*Supplied text*:
↓
Decided on April 18, 2018
Surrogate's Court, Kings County

In the Matter of Sylvan Lewis a/k/a Sylvan Franklin Lewis, Deceased.

Sylvia Marshall, Plaintiffs,


Gemma Williams, Individually and as Co-Trustee of the Sylvan Lewis Living Trust, Glenroy Williams, Individually and as Co-Trustee of the the Sylvan Lewis Living Trust, Marilyn Valere, as Distributee, Beneficiary and Executor of the Estate of Sylvan Lewis, Mortgage Electronic Registration Systems, Inc., Delta Funding Corporation, its assignees and successors in interest, Defendants.

Marilyn Valere, as Executor of the Estate of Sylvan Franklin Lewis, Plaintiff,


Sylvia Marshall, Gemma Williams, Andrew S. Weinberg, Lawyers Title Insurance Company Corp., Mortgage Electronic Registration Systems, Inc. (MERS), Delta Funding Corporation, Defendants.


For Plaintiff, Marilyn Valere: K. C. Okoli, Esq., 330 Seventh Avenue, 15th Floor, New York, New York 10001

For Plaintiff, Sylvia Marshall: Reginald Asiedu, P.C., 2432 Grand Concourse, Suite 508, Bronx, New York 10458

For Defendants, Glenroy Williams and Gemma Williams: Antonelli & Antonelli, Esqs., 225 Broadway, Suite 1200, NY, NY 10007
John G. Ingram, J.

In the above-entitled matters transferred from the Supreme Court in an Order dated March 18, 2014, Sylvia Marshall (hereinafter Marshall) and Marilyn Valere (hereinafter the executor) (referred to collectively as the plaintiffs) seek an order revoking a trust entitled the Sylvan Lewis Living Trust (hereinafter the Trust) and a deed dated June 2, 2007 (hereinafter the Deed) purporting to transfer certain real property located at 899 Pacific Street, Brooklyn, New York (hereinafter the subject property). Gemma Williams and Glenroy Williams (hereinafter referred to collectively as the defendants) have opposed the requested relief in an answer.

On June 2, 2007, the decedent purportedly executed the Trust agreement, the Deed and a will. Among other things, the Trust provides for the distribution of the subject real property to the defendants upon the decedent's death. The Deed is purported to attempt to transfer the subject real property from the decedent to "Gemma Williams, as Trustee, THE LIVING TRUST OF SYLVAN LEWIS".

On October 18, 2007, the decedent died survived by Marshall (his wife) and six children (including the executor). On June 19, 2009, the decedent's will dated August 22, 2006 was admitted to probate and letters testamentary were issued to the executor. On July 19, 2016, the court (Johnson, S.) denied probate to the instrument dated June 2, 2007 that was purported to be the decedent's last will and testament.

The above-entitled claims that were transferred from the Supreme Court, Kings County came on for trial.
↑
*Dataset entries*:
↓
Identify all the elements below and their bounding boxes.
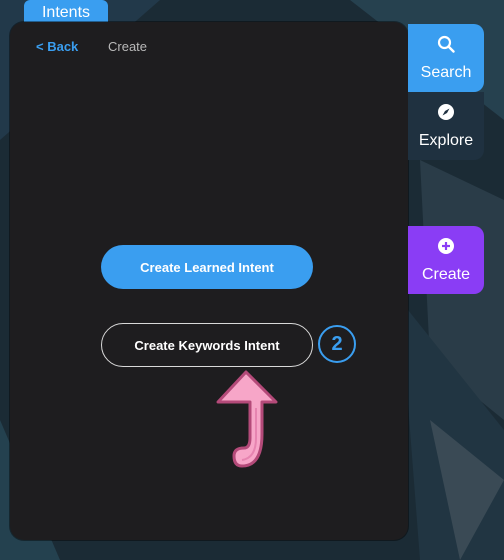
create-label: Create [421, 265, 471, 283]
tab-intents-label: Intents [41, 4, 91, 21]
plus-circle-icon [437, 237, 455, 260]
up-arrow-icon [216, 370, 278, 468]
compass-icon [437, 103, 455, 126]
breadcrumb-current: Create [108, 39, 148, 54]
step-number-badge: 2 [318, 325, 356, 363]
search-button[interactable]: Search [408, 24, 484, 92]
create-learned-intent-button[interactable]: Create Learned Intent [101, 245, 313, 289]
back-link[interactable]: < Back [36, 39, 78, 54]
explore-label: Explore [418, 131, 474, 149]
explore-button[interactable]: Explore [408, 92, 484, 160]
search-label: Search [420, 63, 472, 81]
create-button[interactable]: Create [408, 226, 484, 294]
create-keywords-intent-button[interactable]: Create Keywords Intent [101, 323, 313, 367]
search-icon [437, 35, 455, 58]
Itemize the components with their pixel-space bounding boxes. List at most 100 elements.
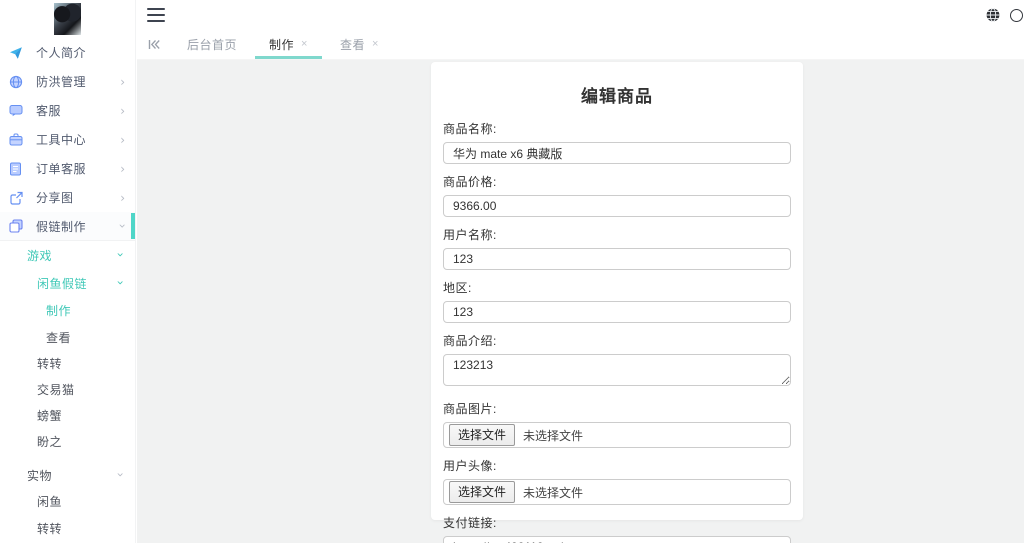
↑
*Aim*: Copy the Surrogate's Court decision word for word, everything from "In the above-entitled" down to "in an answer.".

*Task response*:
In the above-entitled matters transferred from the Supreme Court in an Order dated March 18, 2014, Sylvia Marshall (hereinafter Marshall) and Marilyn Valere (hereinafter the executor) (referred to collectively as the plaintiffs) seek an order revoking a trust entitled the Sylvan Lewis Living Trust (hereinafter the Trust) and a deed dated June 2, 2007 (hereinafter the Deed) purporting to transfer certain real property located at 899 Pacific Street, Brooklyn, New York (hereinafter the subject property). Gemma Williams and Glenroy Williams (hereinafter referred to collectively as the defendants) have opposed the requested relief in an answer.